- App and web page records
⁂

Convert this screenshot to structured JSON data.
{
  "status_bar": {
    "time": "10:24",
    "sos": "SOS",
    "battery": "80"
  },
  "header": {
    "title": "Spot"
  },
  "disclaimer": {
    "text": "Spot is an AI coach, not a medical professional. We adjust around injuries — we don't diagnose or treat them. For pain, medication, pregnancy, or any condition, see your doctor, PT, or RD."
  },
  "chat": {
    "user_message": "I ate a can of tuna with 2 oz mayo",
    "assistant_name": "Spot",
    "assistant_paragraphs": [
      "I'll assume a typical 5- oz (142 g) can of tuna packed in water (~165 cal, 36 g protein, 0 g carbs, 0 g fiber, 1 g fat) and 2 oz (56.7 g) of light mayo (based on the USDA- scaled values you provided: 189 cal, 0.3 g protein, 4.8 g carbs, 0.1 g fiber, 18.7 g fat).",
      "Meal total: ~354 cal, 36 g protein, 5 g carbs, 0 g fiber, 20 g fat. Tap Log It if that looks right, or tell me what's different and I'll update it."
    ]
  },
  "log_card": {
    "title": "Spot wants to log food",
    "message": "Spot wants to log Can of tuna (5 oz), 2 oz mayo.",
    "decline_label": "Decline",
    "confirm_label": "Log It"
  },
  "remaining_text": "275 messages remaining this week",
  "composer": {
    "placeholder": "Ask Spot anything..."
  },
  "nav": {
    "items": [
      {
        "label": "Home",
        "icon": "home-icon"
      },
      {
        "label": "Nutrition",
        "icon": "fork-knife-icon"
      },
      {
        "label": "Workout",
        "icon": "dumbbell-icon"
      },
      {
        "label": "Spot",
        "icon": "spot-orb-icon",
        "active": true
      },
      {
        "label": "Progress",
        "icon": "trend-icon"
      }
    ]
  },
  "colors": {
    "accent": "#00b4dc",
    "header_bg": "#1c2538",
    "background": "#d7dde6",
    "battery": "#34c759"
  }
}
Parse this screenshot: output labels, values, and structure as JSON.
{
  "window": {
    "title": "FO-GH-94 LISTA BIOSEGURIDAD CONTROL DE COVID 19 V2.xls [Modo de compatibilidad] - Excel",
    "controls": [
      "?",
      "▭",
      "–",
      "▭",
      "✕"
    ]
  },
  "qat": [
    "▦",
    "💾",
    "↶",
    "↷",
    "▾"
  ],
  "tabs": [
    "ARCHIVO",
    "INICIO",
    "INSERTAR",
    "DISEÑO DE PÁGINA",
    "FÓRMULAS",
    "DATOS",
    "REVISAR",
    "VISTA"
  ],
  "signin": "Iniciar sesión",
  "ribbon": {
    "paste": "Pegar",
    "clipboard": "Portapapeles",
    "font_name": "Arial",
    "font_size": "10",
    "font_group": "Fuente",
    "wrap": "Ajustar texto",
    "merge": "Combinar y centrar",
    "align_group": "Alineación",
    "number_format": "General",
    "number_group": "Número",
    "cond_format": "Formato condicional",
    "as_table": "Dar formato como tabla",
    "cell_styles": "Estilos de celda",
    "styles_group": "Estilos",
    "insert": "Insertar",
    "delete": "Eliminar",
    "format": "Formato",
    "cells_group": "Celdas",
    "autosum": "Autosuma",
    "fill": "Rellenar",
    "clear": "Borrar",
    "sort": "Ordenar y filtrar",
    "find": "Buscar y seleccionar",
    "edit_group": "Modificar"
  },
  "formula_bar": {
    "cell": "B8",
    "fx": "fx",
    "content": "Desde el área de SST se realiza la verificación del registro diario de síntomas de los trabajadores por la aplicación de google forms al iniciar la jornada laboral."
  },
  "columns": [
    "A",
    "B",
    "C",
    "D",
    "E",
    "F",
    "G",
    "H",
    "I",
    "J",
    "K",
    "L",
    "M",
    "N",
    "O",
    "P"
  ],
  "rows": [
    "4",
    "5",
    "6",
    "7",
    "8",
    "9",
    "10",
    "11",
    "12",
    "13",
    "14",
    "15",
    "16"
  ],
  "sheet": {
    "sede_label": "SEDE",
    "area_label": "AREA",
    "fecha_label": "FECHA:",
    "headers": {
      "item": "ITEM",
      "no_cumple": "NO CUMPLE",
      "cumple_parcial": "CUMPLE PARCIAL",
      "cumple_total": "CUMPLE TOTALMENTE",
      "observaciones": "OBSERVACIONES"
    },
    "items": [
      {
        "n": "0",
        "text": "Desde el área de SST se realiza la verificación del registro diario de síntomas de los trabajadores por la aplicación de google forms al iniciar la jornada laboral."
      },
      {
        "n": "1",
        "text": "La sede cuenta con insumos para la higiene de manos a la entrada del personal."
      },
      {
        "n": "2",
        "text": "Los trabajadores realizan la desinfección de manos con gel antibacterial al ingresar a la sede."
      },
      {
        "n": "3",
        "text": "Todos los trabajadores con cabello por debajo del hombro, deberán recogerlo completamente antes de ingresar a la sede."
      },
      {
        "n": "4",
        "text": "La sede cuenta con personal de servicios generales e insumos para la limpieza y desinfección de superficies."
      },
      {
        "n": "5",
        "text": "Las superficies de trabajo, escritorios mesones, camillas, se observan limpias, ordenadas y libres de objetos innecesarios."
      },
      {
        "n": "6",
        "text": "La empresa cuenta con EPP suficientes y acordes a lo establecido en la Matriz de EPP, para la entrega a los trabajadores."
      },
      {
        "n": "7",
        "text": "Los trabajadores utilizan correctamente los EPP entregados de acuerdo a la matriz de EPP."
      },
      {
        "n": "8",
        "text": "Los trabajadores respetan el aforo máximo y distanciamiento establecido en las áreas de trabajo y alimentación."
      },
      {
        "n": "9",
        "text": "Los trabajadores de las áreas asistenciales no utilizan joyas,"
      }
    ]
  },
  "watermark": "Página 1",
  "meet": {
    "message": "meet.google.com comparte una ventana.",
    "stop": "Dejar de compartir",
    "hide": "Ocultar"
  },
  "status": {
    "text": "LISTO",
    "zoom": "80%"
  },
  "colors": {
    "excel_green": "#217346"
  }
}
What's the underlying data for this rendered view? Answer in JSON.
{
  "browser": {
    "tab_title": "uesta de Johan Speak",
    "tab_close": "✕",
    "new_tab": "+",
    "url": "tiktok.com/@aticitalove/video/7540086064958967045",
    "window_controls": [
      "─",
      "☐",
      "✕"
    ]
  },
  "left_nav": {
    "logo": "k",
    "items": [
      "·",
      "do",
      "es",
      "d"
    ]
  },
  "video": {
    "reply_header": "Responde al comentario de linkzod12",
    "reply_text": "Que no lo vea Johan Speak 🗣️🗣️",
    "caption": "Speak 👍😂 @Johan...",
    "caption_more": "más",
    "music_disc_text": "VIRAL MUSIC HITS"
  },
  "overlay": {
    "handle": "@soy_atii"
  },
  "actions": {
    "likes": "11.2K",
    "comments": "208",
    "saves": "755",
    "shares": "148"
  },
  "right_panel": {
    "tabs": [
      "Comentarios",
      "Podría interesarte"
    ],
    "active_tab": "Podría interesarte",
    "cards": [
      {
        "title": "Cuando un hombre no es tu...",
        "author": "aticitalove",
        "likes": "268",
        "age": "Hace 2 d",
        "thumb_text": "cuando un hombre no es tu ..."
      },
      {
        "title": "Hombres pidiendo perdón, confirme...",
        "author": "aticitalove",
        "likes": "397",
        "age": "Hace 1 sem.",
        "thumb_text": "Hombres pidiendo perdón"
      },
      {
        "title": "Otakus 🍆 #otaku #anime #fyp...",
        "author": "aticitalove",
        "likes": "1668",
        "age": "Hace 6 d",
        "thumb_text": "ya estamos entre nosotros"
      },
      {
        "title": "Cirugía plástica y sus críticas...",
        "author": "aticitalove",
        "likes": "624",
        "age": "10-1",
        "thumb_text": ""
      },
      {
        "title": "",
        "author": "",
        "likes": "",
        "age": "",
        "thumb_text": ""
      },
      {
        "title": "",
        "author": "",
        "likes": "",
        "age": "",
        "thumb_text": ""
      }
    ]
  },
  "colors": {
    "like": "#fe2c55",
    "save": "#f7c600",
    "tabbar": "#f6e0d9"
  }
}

⁂

- YOUR TASK
Reproduce the lines from the one containing "What's the underlying" to the end of the entries, keeping both ends and adding nothing.

- EXERCISE OUTPUT
What's the underlying data for this rendered view? Answer in JSON.
{
  "browser": {
    "tab_title": "uesta de Johan Speak",
    "tab_close": "✕",
    "new_tab": "+",
    "url": "tiktok.com/@aticitalove/video/7540086064958967045",
    "window_controls": [
      "─",
      "☐",
      "✕"
    ]
  },
  "left_nav": {
    "logo": "k",
    "items": [
      "·",
      "do",
      "es",
      "d"
    ]
  },
  "video": {
    "reply_header": "Responde al comentario de linkzod12",
    "reply_text": "Que no lo vea Johan Speak 🗣️🗣️",
    "caption": "Speak 👍😂 @Johan...",
    "caption_more": "más",
    "music_disc_text": "VIRAL MUSIC HITS"
  },
  "overlay": {
    "handle": "@soy_atii"
  },
  "actions": {
    "likes": "11.2K",
    "comments": "208",
    "saves": "755",
    "shares": "148"
  },
  "right_panel": {
    "tabs": [
      "Comentarios",
      "Podría interesarte"
    ],
    "active_tab": "Podría interesarte",
    "cards": [
      {
        "title": "Cuando un hombre no es tu...",
        "author": "aticitalove",
        "likes": "268",
        "age": "Hace 2 d",
        "thumb_text": "cuando un hombre no es tu ..."
      },
      {
        "title": "Hombres pidiendo perdón, confirme...",
        "author": "aticitalove",
        "likes": "397",
        "age": "Hace 1 sem.",
        "thumb_text": "Hombres pidiendo perdón"
      },
      {
        "title": "Otakus 🍆 #otaku #anime #fyp...",
        "author": "aticitalove",
        "likes": "1668",
        "age": "Hace 6 d",
        "thumb_text": "ya estamos entre nosotros"
      },
      {
        "title": "Cirugía plástica y sus críticas...",
        "author": "aticitalove",
        "likes": "624",
        "age": "10-1",
        "thumb_text": ""
      },
      {
        "title": "",
        "author": "",
        "likes": "",
        "age": "",
        "thumb_text": ""
      },
      {
        "title": "",
        "author": "",
        "likes": "",
        "age": "",
        "thumb_text": ""
      }
    ]
  },
  "colors": {
    "like": "#fe2c55",
    "save": "#f7c600",
    "tabbar": "#f6e0d9"
  }
}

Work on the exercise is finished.